[Data entries]
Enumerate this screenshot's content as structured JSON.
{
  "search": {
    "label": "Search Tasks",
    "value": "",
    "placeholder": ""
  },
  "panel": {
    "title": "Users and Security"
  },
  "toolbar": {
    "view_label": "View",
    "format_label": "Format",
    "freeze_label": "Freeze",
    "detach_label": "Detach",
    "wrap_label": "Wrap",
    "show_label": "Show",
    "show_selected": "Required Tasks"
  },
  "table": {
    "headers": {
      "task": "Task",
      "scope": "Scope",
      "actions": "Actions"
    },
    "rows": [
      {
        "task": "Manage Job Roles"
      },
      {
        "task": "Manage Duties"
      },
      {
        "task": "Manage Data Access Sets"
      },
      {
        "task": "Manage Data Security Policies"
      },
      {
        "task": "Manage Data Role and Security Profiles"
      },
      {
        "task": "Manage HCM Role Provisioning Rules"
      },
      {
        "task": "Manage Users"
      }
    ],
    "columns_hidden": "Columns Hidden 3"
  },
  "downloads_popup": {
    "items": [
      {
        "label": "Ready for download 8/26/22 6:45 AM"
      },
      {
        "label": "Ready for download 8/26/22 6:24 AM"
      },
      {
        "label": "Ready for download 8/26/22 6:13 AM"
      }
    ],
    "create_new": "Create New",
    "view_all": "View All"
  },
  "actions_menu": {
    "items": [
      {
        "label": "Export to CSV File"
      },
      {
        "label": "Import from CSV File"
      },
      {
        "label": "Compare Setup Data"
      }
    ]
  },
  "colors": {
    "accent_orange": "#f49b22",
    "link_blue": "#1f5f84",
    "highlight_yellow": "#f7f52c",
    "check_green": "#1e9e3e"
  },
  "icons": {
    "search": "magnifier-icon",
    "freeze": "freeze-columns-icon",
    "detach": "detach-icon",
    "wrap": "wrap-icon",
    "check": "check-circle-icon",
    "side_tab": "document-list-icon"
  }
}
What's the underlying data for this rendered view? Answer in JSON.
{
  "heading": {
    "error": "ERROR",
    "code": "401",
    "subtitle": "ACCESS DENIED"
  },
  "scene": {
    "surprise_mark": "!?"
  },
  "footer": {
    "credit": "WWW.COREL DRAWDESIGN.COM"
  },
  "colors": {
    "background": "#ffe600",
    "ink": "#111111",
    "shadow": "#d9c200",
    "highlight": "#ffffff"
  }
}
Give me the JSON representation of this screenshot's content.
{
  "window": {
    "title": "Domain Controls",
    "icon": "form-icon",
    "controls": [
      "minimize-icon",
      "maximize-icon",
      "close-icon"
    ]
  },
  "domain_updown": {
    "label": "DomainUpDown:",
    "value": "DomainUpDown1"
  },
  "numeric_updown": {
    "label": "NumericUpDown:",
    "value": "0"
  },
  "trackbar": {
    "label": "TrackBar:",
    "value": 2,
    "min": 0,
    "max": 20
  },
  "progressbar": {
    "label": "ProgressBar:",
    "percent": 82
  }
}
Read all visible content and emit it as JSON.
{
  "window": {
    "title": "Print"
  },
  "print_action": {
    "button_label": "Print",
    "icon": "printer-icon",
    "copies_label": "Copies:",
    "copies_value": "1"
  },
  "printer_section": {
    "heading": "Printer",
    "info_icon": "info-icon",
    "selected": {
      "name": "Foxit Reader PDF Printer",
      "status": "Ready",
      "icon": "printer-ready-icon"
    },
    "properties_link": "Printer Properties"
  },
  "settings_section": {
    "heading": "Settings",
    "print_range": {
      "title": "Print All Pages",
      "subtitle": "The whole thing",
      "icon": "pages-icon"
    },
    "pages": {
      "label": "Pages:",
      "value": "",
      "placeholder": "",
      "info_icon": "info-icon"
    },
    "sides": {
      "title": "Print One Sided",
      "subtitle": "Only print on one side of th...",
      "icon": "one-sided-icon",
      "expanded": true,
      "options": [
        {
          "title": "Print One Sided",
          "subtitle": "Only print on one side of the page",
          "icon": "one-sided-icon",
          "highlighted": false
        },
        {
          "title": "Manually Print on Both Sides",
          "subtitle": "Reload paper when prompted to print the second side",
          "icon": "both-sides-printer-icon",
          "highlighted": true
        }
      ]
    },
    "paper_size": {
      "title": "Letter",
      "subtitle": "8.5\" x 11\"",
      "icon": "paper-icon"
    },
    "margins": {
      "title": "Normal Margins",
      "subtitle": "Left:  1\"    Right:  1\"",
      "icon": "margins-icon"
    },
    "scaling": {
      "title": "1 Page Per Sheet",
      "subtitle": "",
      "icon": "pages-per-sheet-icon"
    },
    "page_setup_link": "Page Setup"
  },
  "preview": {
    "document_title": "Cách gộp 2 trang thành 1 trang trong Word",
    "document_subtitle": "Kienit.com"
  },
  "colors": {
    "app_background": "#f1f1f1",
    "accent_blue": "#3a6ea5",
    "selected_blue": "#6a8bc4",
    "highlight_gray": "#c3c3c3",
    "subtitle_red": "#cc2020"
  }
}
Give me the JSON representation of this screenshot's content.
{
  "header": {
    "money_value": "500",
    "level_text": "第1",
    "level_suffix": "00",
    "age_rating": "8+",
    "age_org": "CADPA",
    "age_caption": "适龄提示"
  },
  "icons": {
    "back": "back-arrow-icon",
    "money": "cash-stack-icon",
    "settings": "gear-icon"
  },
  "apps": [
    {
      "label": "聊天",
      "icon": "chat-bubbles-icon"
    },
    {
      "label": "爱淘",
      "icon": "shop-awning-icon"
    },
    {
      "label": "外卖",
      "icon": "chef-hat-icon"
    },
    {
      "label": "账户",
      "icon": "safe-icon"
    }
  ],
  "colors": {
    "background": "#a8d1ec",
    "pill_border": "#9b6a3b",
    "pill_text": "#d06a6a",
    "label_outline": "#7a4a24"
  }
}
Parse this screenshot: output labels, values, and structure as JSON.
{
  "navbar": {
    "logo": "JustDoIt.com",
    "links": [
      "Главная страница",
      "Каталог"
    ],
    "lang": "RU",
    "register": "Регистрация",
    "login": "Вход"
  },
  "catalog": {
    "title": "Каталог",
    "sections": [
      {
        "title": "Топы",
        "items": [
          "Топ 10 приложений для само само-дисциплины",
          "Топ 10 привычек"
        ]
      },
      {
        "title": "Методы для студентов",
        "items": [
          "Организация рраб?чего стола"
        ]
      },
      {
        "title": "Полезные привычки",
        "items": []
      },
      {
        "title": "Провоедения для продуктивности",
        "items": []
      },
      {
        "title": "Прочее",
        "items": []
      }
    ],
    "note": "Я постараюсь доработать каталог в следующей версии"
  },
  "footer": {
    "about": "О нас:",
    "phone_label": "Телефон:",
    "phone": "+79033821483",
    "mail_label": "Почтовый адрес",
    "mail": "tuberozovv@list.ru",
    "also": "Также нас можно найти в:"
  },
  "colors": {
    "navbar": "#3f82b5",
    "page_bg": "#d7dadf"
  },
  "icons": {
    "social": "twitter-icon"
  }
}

[TASK]:
Using the listing above, reproduce each line without omission.

[WORKED ANSWER]:
Enumerate this screenshot's content as structured JSON.
{
  "search": {
    "label": "Search Tasks",
    "value": "",
    "placeholder": ""
  },
  "panel": {
    "title": "Users and Security"
  },
  "toolbar": {
    "view_label": "View",
    "format_label": "Format",
    "freeze_label": "Freeze",
    "detach_label": "Detach",
    "wrap_label": "Wrap",
    "show_label": "Show",
    "show_selected": "Required Tasks"
  },
  "table": {
    "headers": {
      "task": "Task",
      "scope": "Scope",
      "actions": "Actions"
    },
    "rows": [
      {
        "task": "Manage Job Roles"
      },
      {
        "task": "Manage Duties"
      },
      {
        "task": "Manage Data Access Sets"
      },
      {
        "task": "Manage Data Security Policies"
      },
      {
        "task": "Manage Data Role and Security Profiles"
      },
      {
        "task": "Manage HCM Role Provisioning Rules"
      },
      {
        "task": "Manage Users"
      }
    ],
    "columns_hidden": "Columns Hidden 3"
  },
  "downloads_popup": {
    "items": [
      {
        "label": "Ready for download 8/26/22 6:45 AM"
      },
      {
        "label": "Ready for download 8/26/22 6:24 AM"
      },
      {
        "label": "Ready for download 8/26/22 6:13 AM"
      }
    ],
    "create_new": "Create New",
    "view_all": "View All"
  },
  "actions_menu": {
    "items": [
      {
        "label": "Export to CSV File"
      },
      {
        "label": "Import from CSV File"
      },
      {
        "label": "Compare Setup Data"
      }
    ]
  },
  "colors": {
    "accent_orange": "#f49b22",
    "link_blue": "#1f5f84",
    "highlight_yellow": "#f7f52c",
    "check_green": "#1e9e3e"
  },
  "icons": {
    "search": "magnifier-icon",
    "freeze": "freeze-columns-icon",
    "detach": "detach-icon",
    "wrap": "wrap-icon",
    "check": "check-circle-icon",
    "side_tab": "document-list-icon"
  }
}
What's the underlying data for this rendered view? Answer in JSON.
{
  "heading": {
    "error": "ERROR",
    "code": "401",
    "subtitle": "ACCESS DENIED"
  },
  "scene": {
    "surprise_mark": "!?"
  },
  "footer": {
    "credit": "WWW.COREL DRAWDESIGN.COM"
  },
  "colors": {
    "background": "#ffe600",
    "ink": "#111111",
    "shadow": "#d9c200",
    "highlight": "#ffffff"
  }
}
Give me the JSON representation of this screenshot's content.
{
  "window": {
    "title": "Domain Controls",
    "icon": "form-icon",
    "controls": [
      "minimize-icon",
      "maximize-icon",
      "close-icon"
    ]
  },
  "domain_updown": {
    "label": "DomainUpDown:",
    "value": "DomainUpDown1"
  },
  "numeric_updown": {
    "label": "NumericUpDown:",
    "value": "0"
  },
  "trackbar": {
    "label": "TrackBar:",
    "value": 2,
    "min": 0,
    "max": 20
  },
  "progressbar": {
    "label": "ProgressBar:",
    "percent": 82
  }
}
Read all visible content and emit it as JSON.
{
  "window": {
    "title": "Print"
  },
  "print_action": {
    "button_label": "Print",
    "icon": "printer-icon",
    "copies_label": "Copies:",
    "copies_value": "1"
  },
  "printer_section": {
    "heading": "Printer",
    "info_icon": "info-icon",
    "selected": {
      "name": "Foxit Reader PDF Printer",
      "status": "Ready",
      "icon": "printer-ready-icon"
    },
    "properties_link": "Printer Properties"
  },
  "settings_section": {
    "heading": "Settings",
    "print_range": {
      "title": "Print All Pages",
      "subtitle": "The whole thing",
      "icon": "pages-icon"
    },
    "pages": {
      "label": "Pages:",
      "value": "",
      "placeholder": "",
      "info_icon": "info-icon"
    },
    "sides": {
      "title": "Print One Sided",
      "subtitle": "Only print on one side of th...",
      "icon": "one-sided-icon",
      "expanded": true,
      "options": [
        {
          "title": "Print One Sided",
          "subtitle": "Only print on one side of the page",
          "icon": "one-sided-icon",
          "highlighted": false
        },
        {
          "title": "Manually Print on Both Sides",
          "subtitle": "Reload paper when prompted to print the second side",
          "icon": "both-sides-printer-icon",
          "highlighted": true
        }
      ]
    },
    "paper_size": {
      "title": "Letter",
      "subtitle": "8.5\" x 11\"",
      "icon": "paper-icon"
    },
    "margins": {
      "title": "Normal Margins",
      "subtitle": "Left:  1\"    Right:  1\"",
      "icon": "margins-icon"
    },
    "scaling": {
      "title": "1 Page Per Sheet",
      "subtitle": "",
      "icon": "pages-per-sheet-icon"
    },
    "page_setup_link": "Page Setup"
  },
  "preview": {
    "document_title": "Cách gộp 2 trang thành 1 trang trong Word",
    "document_subtitle": "Kienit.com"
  },
  "colors": {
    "app_background": "#f1f1f1",
    "accent_blue": "#3a6ea5",
    "selected_blue": "#6a8bc4",
    "highlight_gray": "#c3c3c3",
    "subtitle_red": "#cc2020"
  }
}
Give me the JSON representation of this screenshot's content.
{
  "header": {
    "money_value": "500",
    "level_text": "第1",
    "level_suffix": "00",
    "age_rating": "8+",
    "age_org": "CADPA",
    "age_caption": "适龄提示"
  },
  "icons": {
    "back": "back-arrow-icon",
    "money": "cash-stack-icon",
    "settings": "gear-icon"
  },
  "apps": [
    {
      "label": "聊天",
      "icon": "chat-bubbles-icon"
    },
    {
      "label": "爱淘",
      "icon": "shop-awning-icon"
    },
    {
      "label": "外卖",
      "icon": "chef-hat-icon"
    },
    {
      "label": "账户",
      "icon": "safe-icon"
    }
  ],
  "colors": {
    "background": "#a8d1ec",
    "pill_border": "#9b6a3b",
    "pill_text": "#d06a6a",
    "label_outline": "#7a4a24"
  }
}
Parse this screenshot: output labels, values, and structure as JSON.
{
  "navbar": {
    "logo": "JustDoIt.com",
    "links": [
      "Главная страница",
      "Каталог"
    ],
    "lang": "RU",
    "register": "Регистрация",
    "login": "Вход"
  },
  "catalog": {
    "title": "Каталог",
    "sections": [
      {
        "title": "Топы",
        "items": [
          "Топ 10 приложений для само само-дисциплины",
          "Топ 10 привычек"
        ]
      },
      {
        "title": "Методы для студентов",
        "items": [
          "Организация рраб?чего стола"
        ]
      },
      {
        "title": "Полезные привычки",
        "items": []
      },
      {
        "title": "Провоедения для продуктивности",
        "items": []
      },
      {
        "title": "Прочее",
        "items": []
      }
    ],
    "note": "Я постараюсь доработать каталог в следующей версии"
  },
  "footer": {
    "about": "О нас:",
    "phone_label": "Телефон:",
    "phone": "+79033821483",
    "mail_label": "Почтовый адрес",
    "mail": "tuberozovv@list.ru",
    "also": "Также нас можно найти в:"
  },
  "colors": {
    "navbar": "#3f82b5",
    "page_bg": "#d7dadf"
  },
  "icons": {
    "social": "twitter-icon"
  }
}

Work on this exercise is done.